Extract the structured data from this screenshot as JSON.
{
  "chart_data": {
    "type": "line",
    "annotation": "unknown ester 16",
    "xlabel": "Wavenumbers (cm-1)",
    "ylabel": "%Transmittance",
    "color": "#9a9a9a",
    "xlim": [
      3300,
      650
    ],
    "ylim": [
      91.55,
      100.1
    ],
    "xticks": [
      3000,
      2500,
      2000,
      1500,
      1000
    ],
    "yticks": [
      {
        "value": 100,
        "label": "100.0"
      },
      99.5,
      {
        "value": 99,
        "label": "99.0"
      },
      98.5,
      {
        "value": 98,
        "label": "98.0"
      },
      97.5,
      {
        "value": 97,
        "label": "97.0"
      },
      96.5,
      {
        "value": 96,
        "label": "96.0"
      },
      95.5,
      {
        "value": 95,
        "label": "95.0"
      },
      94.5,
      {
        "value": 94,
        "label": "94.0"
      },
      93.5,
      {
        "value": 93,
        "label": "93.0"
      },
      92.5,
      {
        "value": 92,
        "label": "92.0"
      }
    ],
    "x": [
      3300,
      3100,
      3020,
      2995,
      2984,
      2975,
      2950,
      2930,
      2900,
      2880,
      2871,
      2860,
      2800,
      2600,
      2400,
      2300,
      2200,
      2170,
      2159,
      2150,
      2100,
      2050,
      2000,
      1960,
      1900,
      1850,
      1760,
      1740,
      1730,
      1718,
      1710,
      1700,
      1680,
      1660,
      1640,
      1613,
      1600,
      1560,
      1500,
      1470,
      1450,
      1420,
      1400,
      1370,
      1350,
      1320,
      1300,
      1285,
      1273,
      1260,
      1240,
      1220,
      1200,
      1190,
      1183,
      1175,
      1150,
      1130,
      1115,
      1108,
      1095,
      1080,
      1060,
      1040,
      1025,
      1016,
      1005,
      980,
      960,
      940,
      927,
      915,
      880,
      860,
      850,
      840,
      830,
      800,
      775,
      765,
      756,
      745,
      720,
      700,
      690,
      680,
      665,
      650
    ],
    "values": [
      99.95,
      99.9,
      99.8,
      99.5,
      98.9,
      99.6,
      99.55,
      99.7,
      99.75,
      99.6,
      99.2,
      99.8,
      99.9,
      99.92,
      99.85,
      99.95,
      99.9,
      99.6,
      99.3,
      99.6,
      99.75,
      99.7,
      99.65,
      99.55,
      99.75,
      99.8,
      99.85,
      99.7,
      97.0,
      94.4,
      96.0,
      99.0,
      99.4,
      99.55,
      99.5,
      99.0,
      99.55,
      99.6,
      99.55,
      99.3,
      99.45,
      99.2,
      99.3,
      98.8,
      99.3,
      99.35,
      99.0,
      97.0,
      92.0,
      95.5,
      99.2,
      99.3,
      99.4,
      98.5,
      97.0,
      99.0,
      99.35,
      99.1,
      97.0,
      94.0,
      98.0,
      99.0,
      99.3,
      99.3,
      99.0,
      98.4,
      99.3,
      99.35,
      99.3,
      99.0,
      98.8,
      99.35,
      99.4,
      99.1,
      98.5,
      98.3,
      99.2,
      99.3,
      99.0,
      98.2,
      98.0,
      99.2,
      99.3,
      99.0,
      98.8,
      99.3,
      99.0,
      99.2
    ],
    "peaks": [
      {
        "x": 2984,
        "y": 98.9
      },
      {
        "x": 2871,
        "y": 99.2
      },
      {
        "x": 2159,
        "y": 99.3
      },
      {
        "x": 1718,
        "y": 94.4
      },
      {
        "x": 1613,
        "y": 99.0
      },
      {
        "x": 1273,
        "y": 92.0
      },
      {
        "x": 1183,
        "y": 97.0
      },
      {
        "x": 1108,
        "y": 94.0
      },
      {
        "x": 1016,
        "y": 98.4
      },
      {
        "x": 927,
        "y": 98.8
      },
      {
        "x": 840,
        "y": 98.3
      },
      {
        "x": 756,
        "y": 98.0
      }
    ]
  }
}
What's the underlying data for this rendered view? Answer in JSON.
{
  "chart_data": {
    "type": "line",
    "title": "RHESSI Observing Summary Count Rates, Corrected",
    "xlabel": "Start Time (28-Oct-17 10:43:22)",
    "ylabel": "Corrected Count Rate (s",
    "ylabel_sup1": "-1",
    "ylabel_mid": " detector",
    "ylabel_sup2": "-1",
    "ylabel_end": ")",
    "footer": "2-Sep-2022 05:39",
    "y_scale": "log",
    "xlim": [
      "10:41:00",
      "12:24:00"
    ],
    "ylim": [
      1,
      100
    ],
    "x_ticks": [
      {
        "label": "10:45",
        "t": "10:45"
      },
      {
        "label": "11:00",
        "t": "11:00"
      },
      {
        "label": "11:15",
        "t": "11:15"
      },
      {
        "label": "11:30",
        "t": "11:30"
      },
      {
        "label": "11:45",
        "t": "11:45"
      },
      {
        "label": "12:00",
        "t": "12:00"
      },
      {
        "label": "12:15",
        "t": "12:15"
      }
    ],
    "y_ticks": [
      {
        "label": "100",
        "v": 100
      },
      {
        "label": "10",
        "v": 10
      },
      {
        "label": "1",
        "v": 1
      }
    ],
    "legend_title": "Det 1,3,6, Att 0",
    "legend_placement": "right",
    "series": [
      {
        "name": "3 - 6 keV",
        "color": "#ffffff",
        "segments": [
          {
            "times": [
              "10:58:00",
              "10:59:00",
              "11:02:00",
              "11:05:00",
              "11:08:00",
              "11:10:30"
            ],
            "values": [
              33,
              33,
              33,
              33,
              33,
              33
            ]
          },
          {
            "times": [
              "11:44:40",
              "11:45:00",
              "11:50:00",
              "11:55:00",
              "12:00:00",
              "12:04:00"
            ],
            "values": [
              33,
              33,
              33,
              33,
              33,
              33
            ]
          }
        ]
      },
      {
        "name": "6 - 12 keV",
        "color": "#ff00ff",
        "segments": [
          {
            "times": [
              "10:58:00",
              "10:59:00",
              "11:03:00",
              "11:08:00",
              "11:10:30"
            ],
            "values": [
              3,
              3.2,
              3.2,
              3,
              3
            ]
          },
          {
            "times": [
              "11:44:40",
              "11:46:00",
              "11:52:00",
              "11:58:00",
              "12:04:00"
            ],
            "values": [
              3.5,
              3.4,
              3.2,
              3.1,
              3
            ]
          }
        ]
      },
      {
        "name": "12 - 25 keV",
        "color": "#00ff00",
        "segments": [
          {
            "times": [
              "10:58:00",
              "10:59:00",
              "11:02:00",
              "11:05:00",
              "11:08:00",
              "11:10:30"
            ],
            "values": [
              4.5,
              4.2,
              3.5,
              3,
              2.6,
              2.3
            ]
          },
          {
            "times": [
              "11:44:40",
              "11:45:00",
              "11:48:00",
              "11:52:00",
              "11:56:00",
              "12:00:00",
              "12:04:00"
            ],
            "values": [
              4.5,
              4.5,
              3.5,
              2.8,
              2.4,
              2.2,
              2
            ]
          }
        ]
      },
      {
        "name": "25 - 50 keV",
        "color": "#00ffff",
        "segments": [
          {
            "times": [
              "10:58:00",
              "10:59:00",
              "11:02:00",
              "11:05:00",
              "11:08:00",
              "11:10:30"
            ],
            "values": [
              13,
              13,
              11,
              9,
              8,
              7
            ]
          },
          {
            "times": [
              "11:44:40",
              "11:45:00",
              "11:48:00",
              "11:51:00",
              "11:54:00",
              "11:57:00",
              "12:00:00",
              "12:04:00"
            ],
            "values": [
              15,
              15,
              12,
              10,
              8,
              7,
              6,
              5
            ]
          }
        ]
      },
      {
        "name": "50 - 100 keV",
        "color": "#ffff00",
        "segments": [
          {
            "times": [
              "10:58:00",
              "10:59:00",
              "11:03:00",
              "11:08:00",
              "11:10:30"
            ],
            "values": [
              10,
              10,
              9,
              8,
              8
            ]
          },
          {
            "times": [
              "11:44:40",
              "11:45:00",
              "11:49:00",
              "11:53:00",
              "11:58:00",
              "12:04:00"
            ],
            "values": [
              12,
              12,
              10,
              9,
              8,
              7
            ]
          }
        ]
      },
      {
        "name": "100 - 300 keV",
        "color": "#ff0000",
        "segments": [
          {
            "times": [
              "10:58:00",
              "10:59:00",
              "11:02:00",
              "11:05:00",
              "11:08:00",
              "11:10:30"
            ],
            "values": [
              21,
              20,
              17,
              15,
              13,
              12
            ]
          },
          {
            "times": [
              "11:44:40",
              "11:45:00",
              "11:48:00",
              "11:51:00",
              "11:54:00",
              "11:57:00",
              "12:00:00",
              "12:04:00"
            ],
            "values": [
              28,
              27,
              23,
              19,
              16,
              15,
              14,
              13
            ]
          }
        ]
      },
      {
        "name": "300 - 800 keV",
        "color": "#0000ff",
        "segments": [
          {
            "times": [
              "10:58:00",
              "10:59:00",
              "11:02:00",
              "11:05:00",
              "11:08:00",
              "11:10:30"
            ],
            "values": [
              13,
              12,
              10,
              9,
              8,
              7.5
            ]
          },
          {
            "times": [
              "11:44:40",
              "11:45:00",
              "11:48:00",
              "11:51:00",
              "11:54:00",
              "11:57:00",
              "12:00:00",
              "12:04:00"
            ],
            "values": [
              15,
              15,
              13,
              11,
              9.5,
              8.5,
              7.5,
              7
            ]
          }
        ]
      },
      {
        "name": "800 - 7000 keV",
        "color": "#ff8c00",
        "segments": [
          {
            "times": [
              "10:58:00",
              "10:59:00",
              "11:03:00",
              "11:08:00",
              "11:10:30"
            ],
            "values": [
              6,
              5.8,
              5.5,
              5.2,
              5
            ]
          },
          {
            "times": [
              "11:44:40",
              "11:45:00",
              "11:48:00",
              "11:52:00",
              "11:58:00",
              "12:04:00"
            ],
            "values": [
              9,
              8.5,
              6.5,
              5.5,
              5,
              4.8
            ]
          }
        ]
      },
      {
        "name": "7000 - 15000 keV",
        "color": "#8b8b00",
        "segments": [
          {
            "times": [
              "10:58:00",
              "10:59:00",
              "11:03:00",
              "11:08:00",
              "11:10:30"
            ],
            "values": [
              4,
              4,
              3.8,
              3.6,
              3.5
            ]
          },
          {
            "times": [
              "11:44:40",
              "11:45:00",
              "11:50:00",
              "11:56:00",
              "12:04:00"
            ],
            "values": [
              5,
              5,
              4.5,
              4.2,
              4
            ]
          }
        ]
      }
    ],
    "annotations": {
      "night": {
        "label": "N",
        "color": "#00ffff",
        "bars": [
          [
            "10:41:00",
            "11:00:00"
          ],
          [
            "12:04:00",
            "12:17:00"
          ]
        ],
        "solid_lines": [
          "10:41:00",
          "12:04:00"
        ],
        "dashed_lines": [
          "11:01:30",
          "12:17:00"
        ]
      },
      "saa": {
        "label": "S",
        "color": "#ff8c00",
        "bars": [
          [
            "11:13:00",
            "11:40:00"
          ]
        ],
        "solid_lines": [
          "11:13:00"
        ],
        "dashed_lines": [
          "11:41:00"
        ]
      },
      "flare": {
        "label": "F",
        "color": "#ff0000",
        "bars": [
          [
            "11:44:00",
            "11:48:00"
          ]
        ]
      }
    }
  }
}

====

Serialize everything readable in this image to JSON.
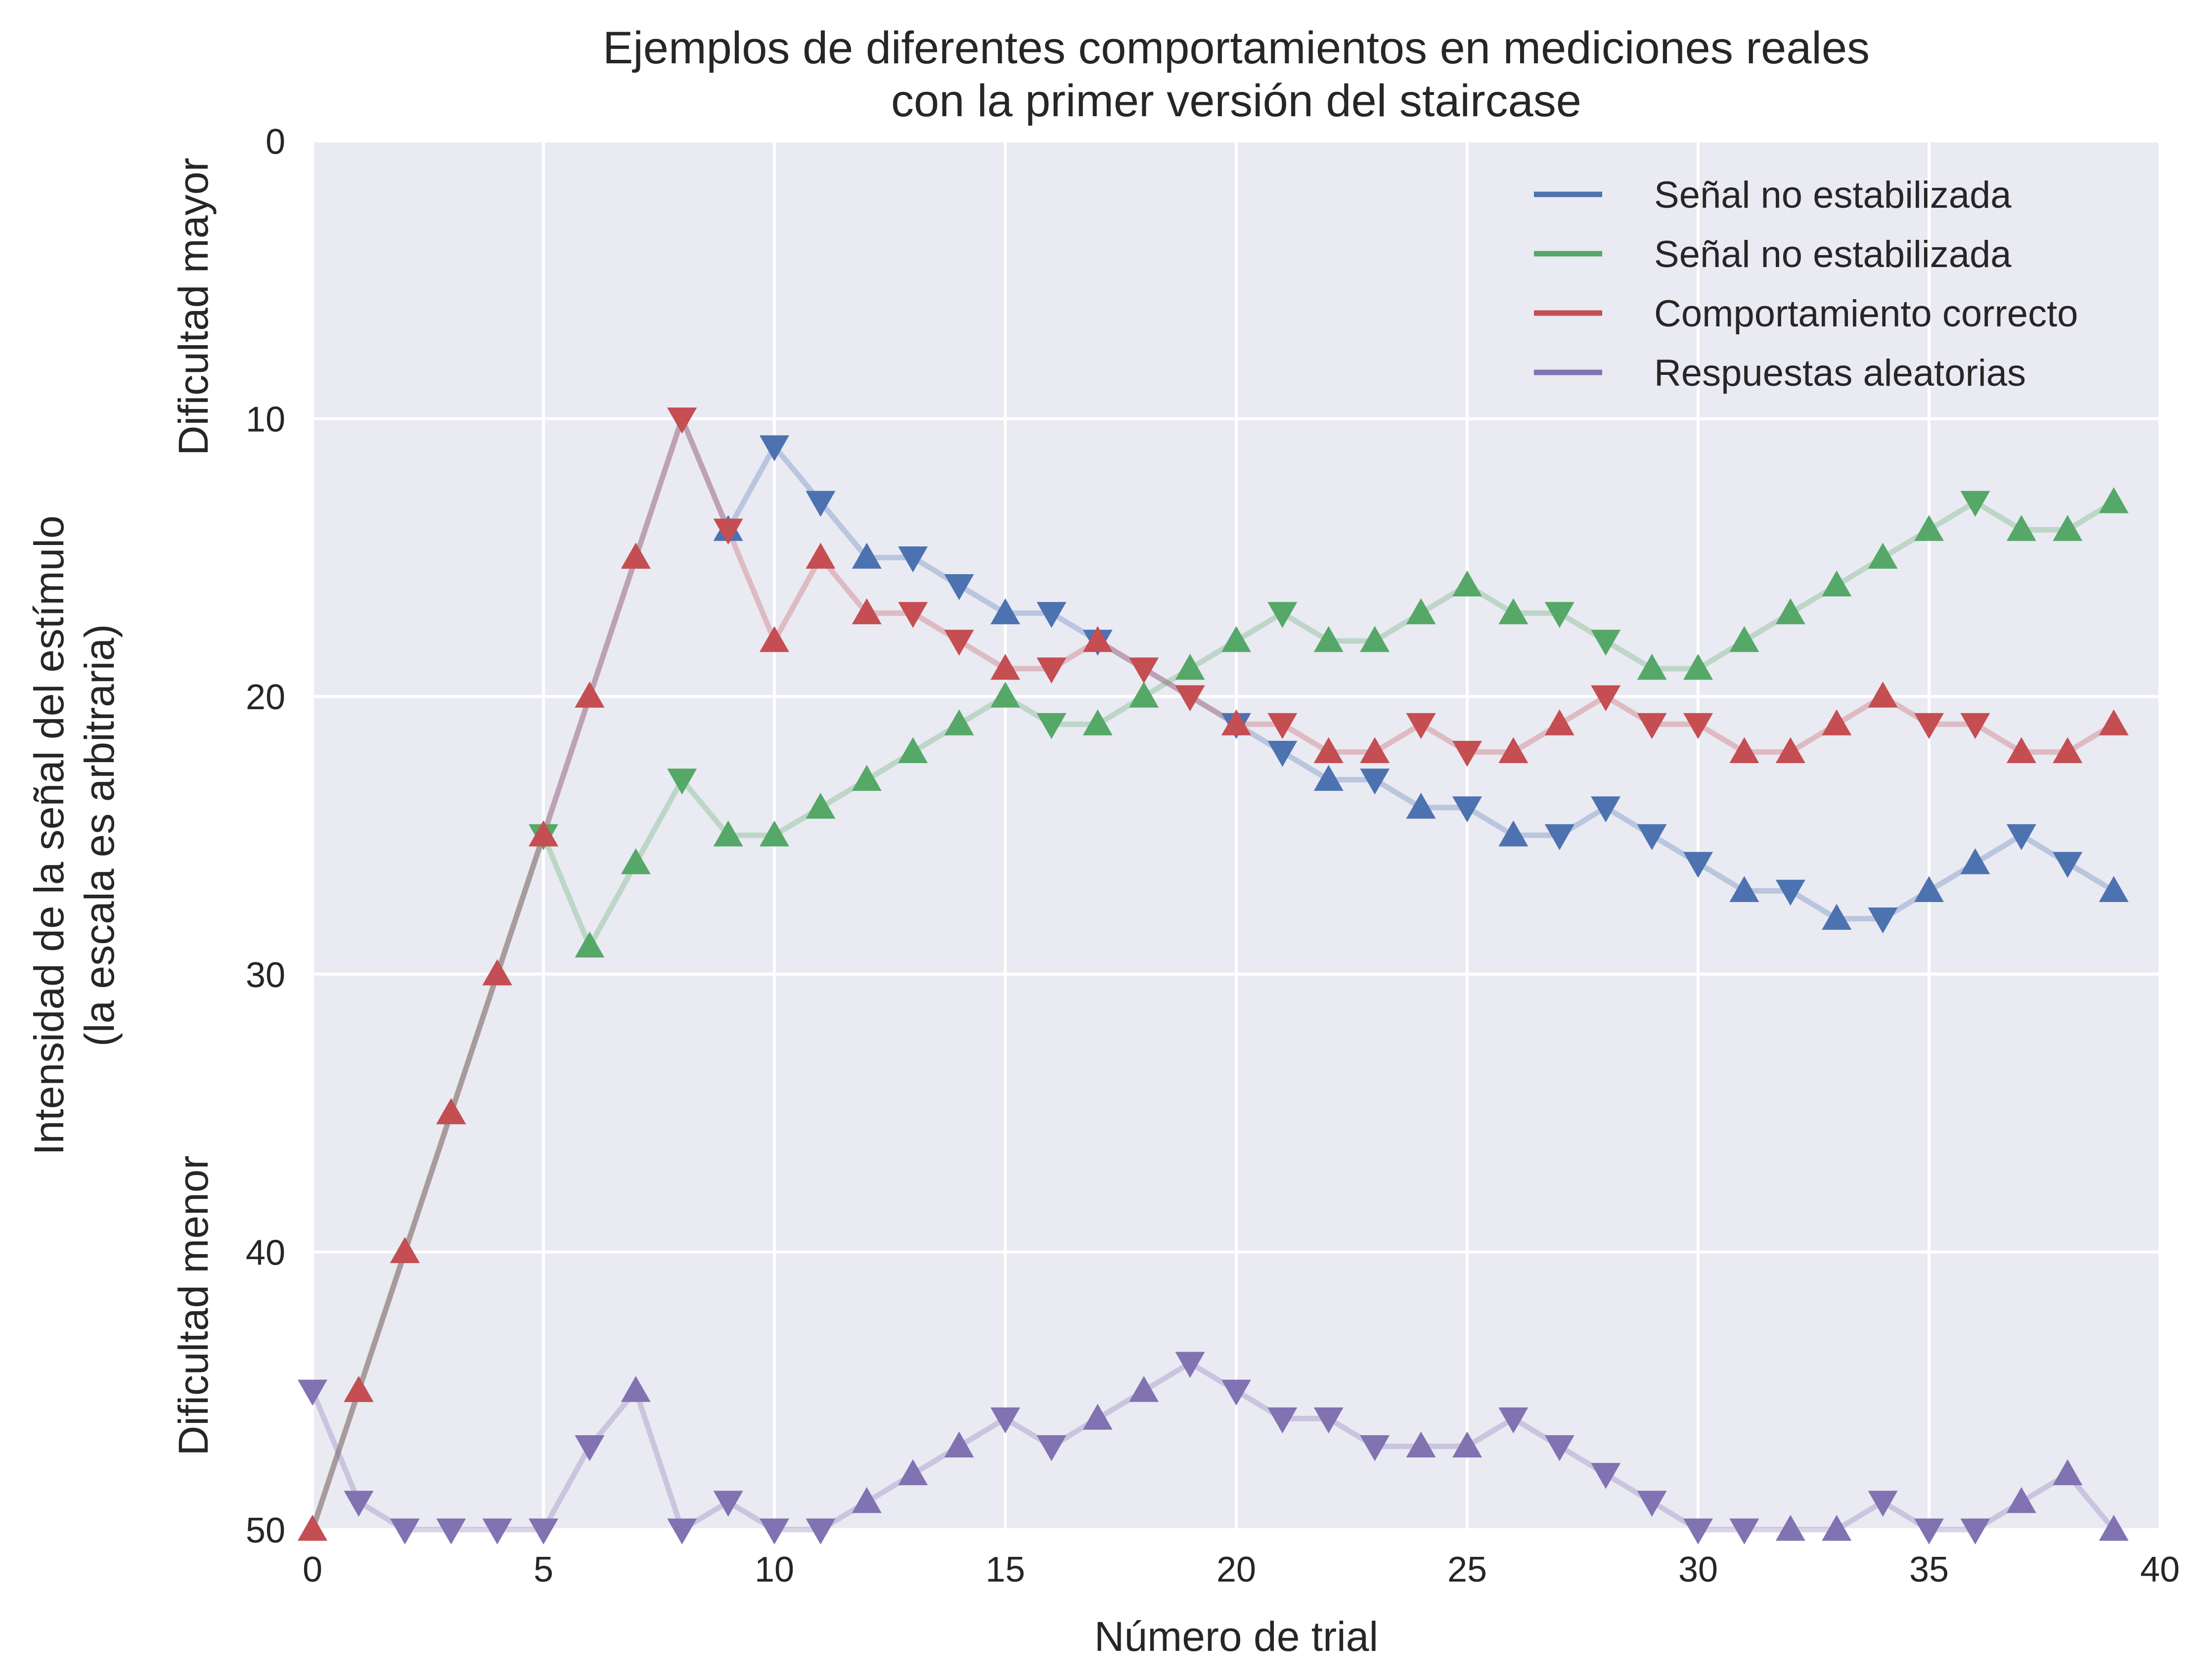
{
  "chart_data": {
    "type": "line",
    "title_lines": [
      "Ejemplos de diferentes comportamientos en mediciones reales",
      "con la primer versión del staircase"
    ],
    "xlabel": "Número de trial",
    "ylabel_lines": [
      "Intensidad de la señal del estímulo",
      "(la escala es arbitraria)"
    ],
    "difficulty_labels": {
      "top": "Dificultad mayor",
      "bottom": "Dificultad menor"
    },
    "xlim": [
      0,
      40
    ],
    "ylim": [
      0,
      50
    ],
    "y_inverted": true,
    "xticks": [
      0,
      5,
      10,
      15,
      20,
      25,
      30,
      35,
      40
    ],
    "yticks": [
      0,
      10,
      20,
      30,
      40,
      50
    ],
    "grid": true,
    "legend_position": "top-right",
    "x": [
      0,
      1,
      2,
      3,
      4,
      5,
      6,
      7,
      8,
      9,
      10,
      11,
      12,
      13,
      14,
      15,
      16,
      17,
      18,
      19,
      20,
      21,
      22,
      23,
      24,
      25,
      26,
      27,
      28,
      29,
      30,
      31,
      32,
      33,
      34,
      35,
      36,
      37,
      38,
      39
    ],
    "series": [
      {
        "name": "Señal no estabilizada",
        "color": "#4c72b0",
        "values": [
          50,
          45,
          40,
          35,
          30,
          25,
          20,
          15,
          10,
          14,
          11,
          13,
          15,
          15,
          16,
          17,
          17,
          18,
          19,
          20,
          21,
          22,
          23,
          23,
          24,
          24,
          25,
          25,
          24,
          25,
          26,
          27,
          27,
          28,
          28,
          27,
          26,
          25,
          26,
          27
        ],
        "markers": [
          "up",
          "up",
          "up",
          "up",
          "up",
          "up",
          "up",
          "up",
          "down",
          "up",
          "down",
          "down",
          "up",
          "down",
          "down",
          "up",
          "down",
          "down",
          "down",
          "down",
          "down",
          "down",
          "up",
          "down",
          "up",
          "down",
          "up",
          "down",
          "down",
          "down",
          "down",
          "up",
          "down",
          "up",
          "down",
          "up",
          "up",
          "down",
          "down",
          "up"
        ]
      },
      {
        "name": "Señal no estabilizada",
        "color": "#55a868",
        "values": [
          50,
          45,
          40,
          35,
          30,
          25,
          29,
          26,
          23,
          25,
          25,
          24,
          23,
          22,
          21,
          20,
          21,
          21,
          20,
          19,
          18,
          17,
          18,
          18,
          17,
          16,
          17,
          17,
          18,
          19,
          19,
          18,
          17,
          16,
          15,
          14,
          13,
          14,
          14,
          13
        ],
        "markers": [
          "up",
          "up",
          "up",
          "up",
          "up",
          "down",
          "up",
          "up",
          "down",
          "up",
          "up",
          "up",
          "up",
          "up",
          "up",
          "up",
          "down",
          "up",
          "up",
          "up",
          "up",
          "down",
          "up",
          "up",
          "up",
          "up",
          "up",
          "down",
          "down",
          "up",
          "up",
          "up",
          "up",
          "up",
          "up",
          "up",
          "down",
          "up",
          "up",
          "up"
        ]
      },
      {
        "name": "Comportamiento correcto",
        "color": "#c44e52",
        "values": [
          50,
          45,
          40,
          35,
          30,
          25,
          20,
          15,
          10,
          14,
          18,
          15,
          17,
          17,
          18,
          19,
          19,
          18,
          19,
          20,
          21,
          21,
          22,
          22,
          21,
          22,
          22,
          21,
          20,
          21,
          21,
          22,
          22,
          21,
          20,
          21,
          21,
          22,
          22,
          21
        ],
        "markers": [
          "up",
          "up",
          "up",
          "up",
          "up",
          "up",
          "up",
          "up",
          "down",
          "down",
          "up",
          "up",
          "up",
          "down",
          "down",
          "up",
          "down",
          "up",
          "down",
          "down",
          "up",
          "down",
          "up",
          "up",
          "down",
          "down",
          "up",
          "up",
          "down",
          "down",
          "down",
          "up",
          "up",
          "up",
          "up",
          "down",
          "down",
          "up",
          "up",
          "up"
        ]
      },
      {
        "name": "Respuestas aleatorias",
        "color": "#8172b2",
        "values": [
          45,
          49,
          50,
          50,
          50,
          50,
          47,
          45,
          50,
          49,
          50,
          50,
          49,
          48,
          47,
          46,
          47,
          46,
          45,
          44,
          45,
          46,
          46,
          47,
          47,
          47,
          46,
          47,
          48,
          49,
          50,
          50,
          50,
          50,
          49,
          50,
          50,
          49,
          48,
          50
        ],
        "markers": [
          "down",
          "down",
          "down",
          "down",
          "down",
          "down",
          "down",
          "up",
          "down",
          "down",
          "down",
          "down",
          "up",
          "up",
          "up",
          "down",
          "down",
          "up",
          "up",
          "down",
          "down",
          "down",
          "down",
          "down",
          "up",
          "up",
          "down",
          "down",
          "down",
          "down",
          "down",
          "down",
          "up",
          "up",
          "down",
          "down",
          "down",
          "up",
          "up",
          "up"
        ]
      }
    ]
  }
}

====

State how many lines in the records above contain the word "xlabel", giving only the number.

# THE RESPONSE
3